-- Start Raw records --

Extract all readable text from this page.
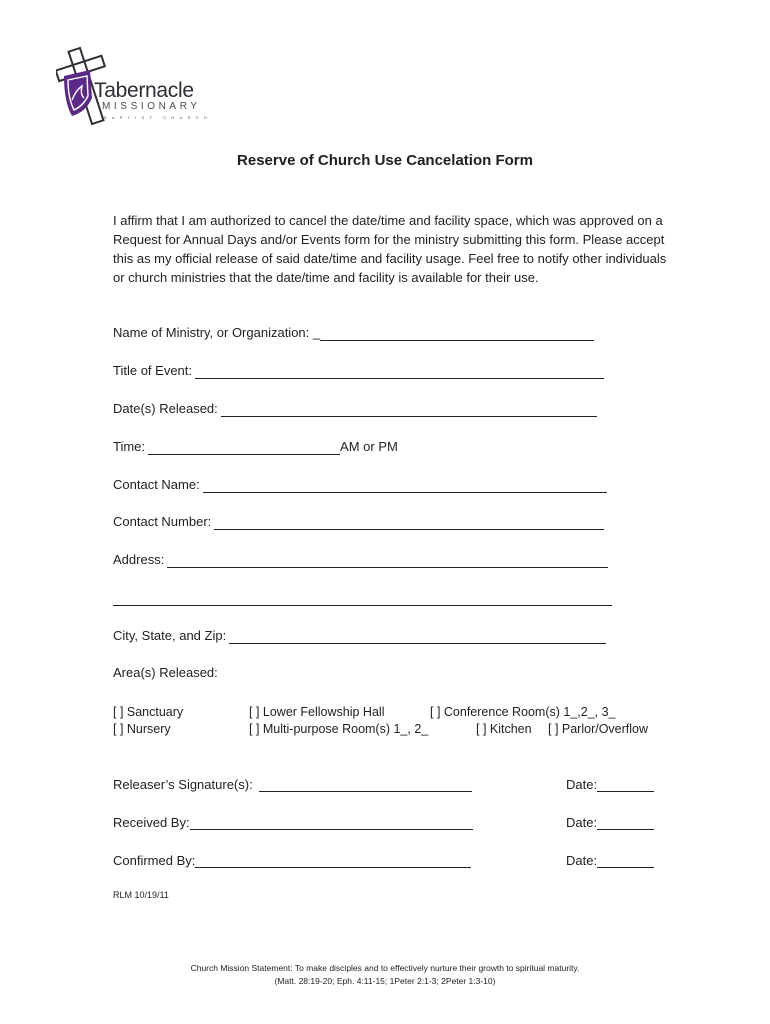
Tabernacle
MISSIONARY
BAPTIST CHURCH
Reserve of Church Use Cancelation Form
I affirm that I am authorized to cancel the date/time and facility space, which was approved on a Request for Annual Days and/or Events form for the ministry submitting this form. Please accept this as my official release of said date/time and facility usage. Feel free to notify other individuals or church ministries that the date/time and facility is available for their use.
Name of Ministry, or Organization: _
Title of Event:
Date(s) Released:
Time:	AM or PM
Contact Name:
Contact Number:
Address:
City, State, and Zip:
Area(s) Released:
[ ] Sanctuary
[ ] Nursery
[ ] Lower Fellowship Hall
[ ] Multi-purpose Room(s) 1_, 2_
[ ] Conference Room(s) 1_,2_, 3_
[ ] Kitchen [ ] Parlor/Overflow
Releaser’s Signature(s):	Date:
Received By:	Date:
Confirmed By:	Date:
RLM 10/19/11
Church Mission Statement: To make disciples and to effectively nurture their growth to spiritual maturity.
(Matt. 28:19-20; Eph. 4:11-15; 1Peter 2:1-3; 2Peter 1:3-10)
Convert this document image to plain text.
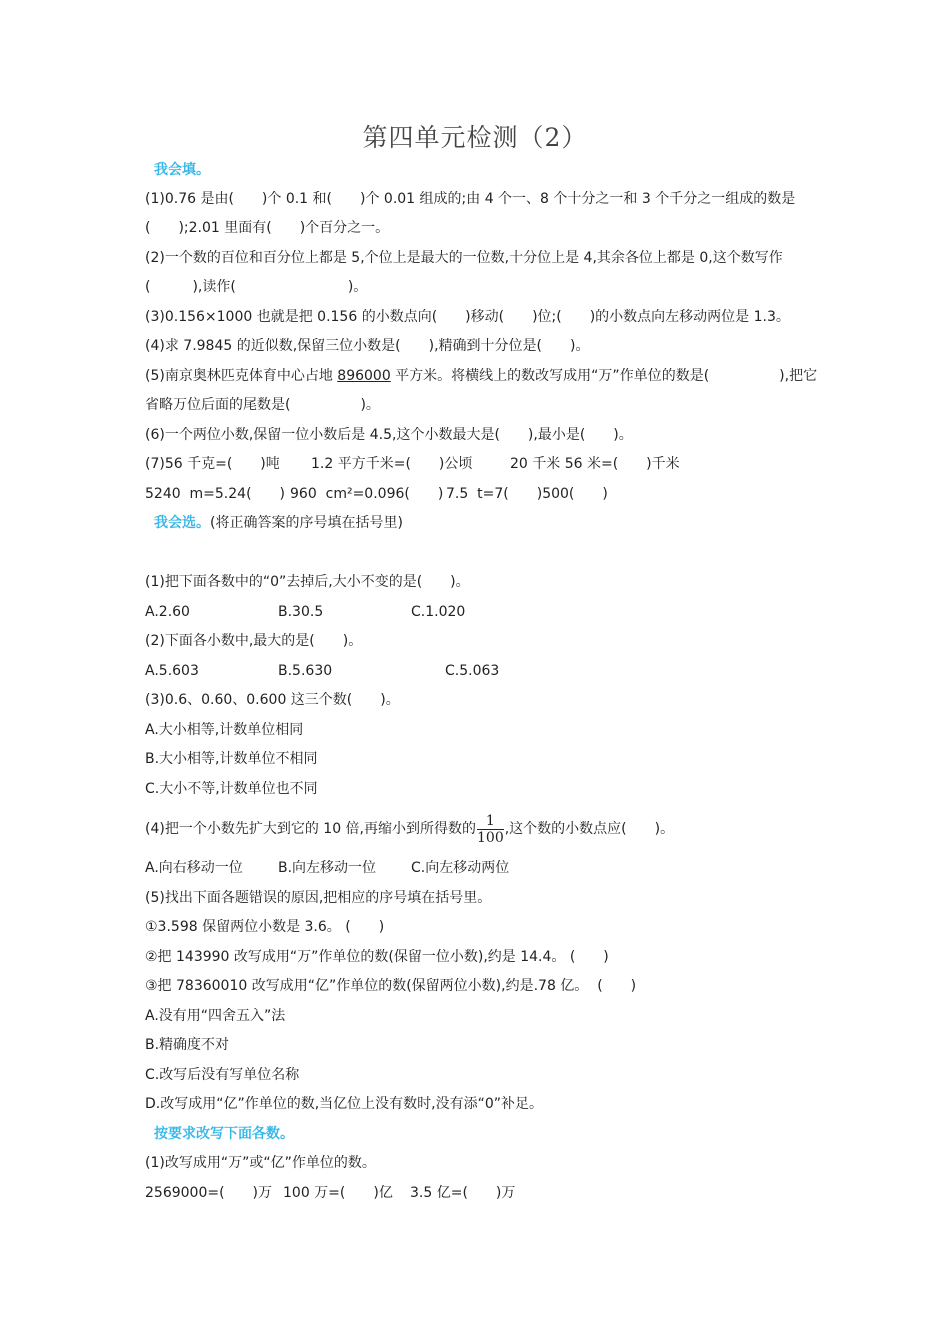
第四单元检测（2）
我会填。
(1)0.76 是由(　　)个 0.1 和(　　)个 0.01 组成的;由 4 个一、8 个十分之一和 3 个千分之一组成的数是
(　　);2.01 里面有(　　)个百分之一。
(2)一个数的百位和百分位上都是 5,个位上是最大的一位数,十分位上是 4,其余各位上都是 0,这个数写作
(　　　),读作(　　　　　　　　)。
(3)0.156×1000 也就是把 0.156 的小数点向(　　)移动(　　)位;(　　)的小数点向左移动两位是 1.3。
(4)求 7.9845 的近似数,保留三位小数是(　　),精确到十分位是(　　)。
(5)南京奥林匹克体育中心占地 896000 平方米。将横线上的数改写成用“万”作单位的数是(　　　　　),把它
省略万位后面的尾数是(　　　　　)。
(6)一个两位小数,保留一位小数后是 4.5,这个小数最大是(　　),最小是(　　)。
(7)56 千克=(　　)吨 1.2 平方千米=(　　)公顷	20 千米 56 米=(　　)千米
5240  m=5.24(　　) 960  cm²=0.096(　　) 7.5  t=7(　　)500(　　)
我会选。(将正确答案的序号填在括号里)
(1)把下面各数中的“0”去掉后,大小不变的是(　　)。
A.2.60	B.30.5	C.1.020
(2)下面各小数中,最大的是(　　)。
A.5.603	B.5.630	C.5.063
(3)0.6、0.60、0.600 这三个数(　　)。
A.大小相等,计数单位相同
B.大小相等,计数单位不相同
C.大小不等,计数单位也不同
(4)把一个小数先扩大到它的 10 倍,再缩小到所得数的 $\frac{1}{100}$ ,这个数的小数点应(　　)。
A.向右移动一位	B.向左移动一位 C.向左移动两位
(5)找出下面各题错误的原因,把相应的序号填在括号里。
①3.598 保留两位小数是 3.6。 (　　)
②把 143990 改写成用“万”作单位的数(保留一位小数),约是 14.4。 (　　)
③把 78360010 改写成用“亿”作单位的数(保留两位小数),约是.78 亿。  (　　)
A.没有用“四舍五入”法
B.精确度不对
C.改写后没有写单位名称
D.改写成用“亿”作单位的数,当亿位上没有数时,没有添“0”补足。
按要求改写下面各数。
(1)改写成用“万”或“亿”作单位的数。
2569000=(　　)万 100 万=(　　)亿 3.5 亿=(　　)万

-- End Raw records --

- _To be done_: Copy the records above exactly, leaving out every picture.

- _Response_:
Extract all readable text from this page.
Tabernacle
MISSIONARY
BAPTIST CHURCH
Reserve of Church Use Cancelation Form
I affirm that I am authorized to cancel the date/time and facility space, which was approved on a Request for Annual Days and/or Events form for the ministry submitting this form. Please accept this as my official release of said date/time and facility usage. Feel free to notify other individuals or church ministries that the date/time and facility is available for their use.
Name of Ministry, or Organization: _
Title of Event:
Date(s) Released:
Time:	AM or PM
Contact Name:
Contact Number:
Address:
City, State, and Zip:
Area(s) Released:
[ ] Sanctuary
[ ] Nursery
[ ] Lower Fellowship Hall
[ ] Multi-purpose Room(s) 1_, 2_
[ ] Conference Room(s) 1_,2_, 3_
[ ] Kitchen [ ] Parlor/Overflow
Releaser’s Signature(s):	Date:
Received By:	Date:
Confirmed By:	Date:
RLM 10/19/11
Church Mission Statement: To make disciples and to effectively nurture their growth to spiritual maturity.
(Matt. 28:19-20; Eph. 4:11-15; 1Peter 2:1-3; 2Peter 1:3-10)
Convert this document image to plain text.
第四单元检测（2）
我会填。
(1)0.76 是由(　　)个 0.1 和(　　)个 0.01 组成的;由 4 个一、8 个十分之一和 3 个千分之一组成的数是
(　　);2.01 里面有(　　)个百分之一。
(2)一个数的百位和百分位上都是 5,个位上是最大的一位数,十分位上是 4,其余各位上都是 0,这个数写作
(　　　),读作(　　　　　　　　)。
(3)0.156×1000 也就是把 0.156 的小数点向(　　)移动(　　)位;(　　)的小数点向左移动两位是 1.3。
(4)求 7.9845 的近似数,保留三位小数是(　　),精确到十分位是(　　)。
(5)南京奥林匹克体育中心占地 896000 平方米。将横线上的数改写成用“万”作单位的数是(　　　　　),把它
省略万位后面的尾数是(　　　　　)。
(6)一个两位小数,保留一位小数后是 4.5,这个小数最大是(　　),最小是(　　)。
(7)56 千克=(　　)吨 1.2 平方千米=(　　)公顷	20 千米 56 米=(　　)千米
5240  m=5.24(　　) 960  cm²=0.096(　　) 7.5  t=7(　　)500(　　)
我会选。(将正确答案的序号填在括号里)
(1)把下面各数中的“0”去掉后,大小不变的是(　　)。
A.2.60	B.30.5	C.1.020
(2)下面各小数中,最大的是(　　)。
A.5.603	B.5.630	C.5.063
(3)0.6、0.60、0.600 这三个数(　　)。
A.大小相等,计数单位相同
B.大小相等,计数单位不相同
C.大小不等,计数单位也不同
(4)把一个小数先扩大到它的 10 倍,再缩小到所得数的 $\frac{1}{100}$ ,这个数的小数点应(　　)。
A.向右移动一位	B.向左移动一位 C.向左移动两位
(5)找出下面各题错误的原因,把相应的序号填在括号里。
①3.598 保留两位小数是 3.6。 (　　)
②把 143990 改写成用“万”作单位的数(保留一位小数),约是 14.4。 (　　)
③把 78360010 改写成用“亿”作单位的数(保留两位小数),约是.78 亿。  (　　)
A.没有用“四舍五入”法
B.精确度不对
C.改写后没有写单位名称
D.改写成用“亿”作单位的数,当亿位上没有数时,没有添“0”补足。
按要求改写下面各数。
(1)改写成用“万”或“亿”作单位的数。
2569000=(　　)万 100 万=(　　)亿 3.5 亿=(　　)万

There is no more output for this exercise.